### Request
Give the data a second time, exactly and in full.

--- Start Stored data ---

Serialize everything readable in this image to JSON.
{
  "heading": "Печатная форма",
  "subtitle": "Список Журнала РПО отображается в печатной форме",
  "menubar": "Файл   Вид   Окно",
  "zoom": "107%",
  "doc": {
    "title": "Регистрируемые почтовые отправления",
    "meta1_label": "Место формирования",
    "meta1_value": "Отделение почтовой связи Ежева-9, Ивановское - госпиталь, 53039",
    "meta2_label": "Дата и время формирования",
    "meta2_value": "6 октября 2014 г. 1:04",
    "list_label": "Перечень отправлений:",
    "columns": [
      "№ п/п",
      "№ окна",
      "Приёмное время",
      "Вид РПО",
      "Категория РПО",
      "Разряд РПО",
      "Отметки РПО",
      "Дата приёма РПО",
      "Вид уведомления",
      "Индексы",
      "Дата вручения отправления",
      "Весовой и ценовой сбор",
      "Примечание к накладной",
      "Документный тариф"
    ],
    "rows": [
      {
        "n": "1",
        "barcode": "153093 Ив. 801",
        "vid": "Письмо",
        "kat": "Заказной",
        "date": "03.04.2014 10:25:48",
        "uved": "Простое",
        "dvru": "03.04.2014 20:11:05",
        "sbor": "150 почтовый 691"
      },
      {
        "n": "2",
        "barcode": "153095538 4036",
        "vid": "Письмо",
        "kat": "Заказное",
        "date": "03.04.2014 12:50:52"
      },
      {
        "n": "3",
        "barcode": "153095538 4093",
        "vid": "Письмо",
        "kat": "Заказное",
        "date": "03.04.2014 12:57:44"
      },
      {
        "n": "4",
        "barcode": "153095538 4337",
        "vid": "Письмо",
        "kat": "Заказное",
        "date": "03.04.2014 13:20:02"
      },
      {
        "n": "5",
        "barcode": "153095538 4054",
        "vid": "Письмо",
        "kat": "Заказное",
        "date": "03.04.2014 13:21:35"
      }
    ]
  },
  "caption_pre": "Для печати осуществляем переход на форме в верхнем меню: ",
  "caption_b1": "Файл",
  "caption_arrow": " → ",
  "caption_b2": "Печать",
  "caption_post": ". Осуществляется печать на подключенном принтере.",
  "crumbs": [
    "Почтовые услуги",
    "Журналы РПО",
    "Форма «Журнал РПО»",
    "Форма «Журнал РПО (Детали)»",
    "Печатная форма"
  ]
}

--- End Stored data ---

### Answer to this problem
Serialize everything readable in this image to JSON.
{
  "heading": "Печатная форма",
  "subtitle": "Список Журнала РПО отображается в печатной форме",
  "menubar": "Файл   Вид   Окно",
  "zoom": "107%",
  "doc": {
    "title": "Регистрируемые почтовые отправления",
    "meta1_label": "Место формирования",
    "meta1_value": "Отделение почтовой связи Ежева-9, Ивановское - госпиталь, 53039",
    "meta2_label": "Дата и время формирования",
    "meta2_value": "6 октября 2014 г. 1:04",
    "list_label": "Перечень отправлений:",
    "columns": [
      "№ п/п",
      "№ окна",
      "Приёмное время",
      "Вид РПО",
      "Категория РПО",
      "Разряд РПО",
      "Отметки РПО",
      "Дата приёма РПО",
      "Вид уведомления",
      "Индексы",
      "Дата вручения отправления",
      "Весовой и ценовой сбор",
      "Примечание к накладной",
      "Документный тариф"
    ],
    "rows": [
      {
        "n": "1",
        "barcode": "153093 Ив. 801",
        "vid": "Письмо",
        "kat": "Заказной",
        "date": "03.04.2014 10:25:48",
        "uved": "Простое",
        "dvru": "03.04.2014 20:11:05",
        "sbor": "150 почтовый 691"
      },
      {
        "n": "2",
        "barcode": "153095538 4036",
        "vid": "Письмо",
        "kat": "Заказное",
        "date": "03.04.2014 12:50:52"
      },
      {
        "n": "3",
        "barcode": "153095538 4093",
        "vid": "Письмо",
        "kat": "Заказное",
        "date": "03.04.2014 12:57:44"
      },
      {
        "n": "4",
        "barcode": "153095538 4337",
        "vid": "Письмо",
        "kat": "Заказное",
        "date": "03.04.2014 13:20:02"
      },
      {
        "n": "5",
        "barcode": "153095538 4054",
        "vid": "Письмо",
        "kat": "Заказное",
        "date": "03.04.2014 13:21:35"
      }
    ]
  },
  "caption_pre": "Для печати осуществляем переход на форме в верхнем меню: ",
  "caption_b1": "Файл",
  "caption_arrow": " → ",
  "caption_b2": "Печать",
  "caption_post": ". Осуществляется печать на подключенном принтере.",
  "crumbs": [
    "Почтовые услуги",
    "Журналы РПО",
    "Форма «Журнал РПО»",
    "Форма «Журнал РПО (Детали)»",
    "Печатная форма"
  ]
}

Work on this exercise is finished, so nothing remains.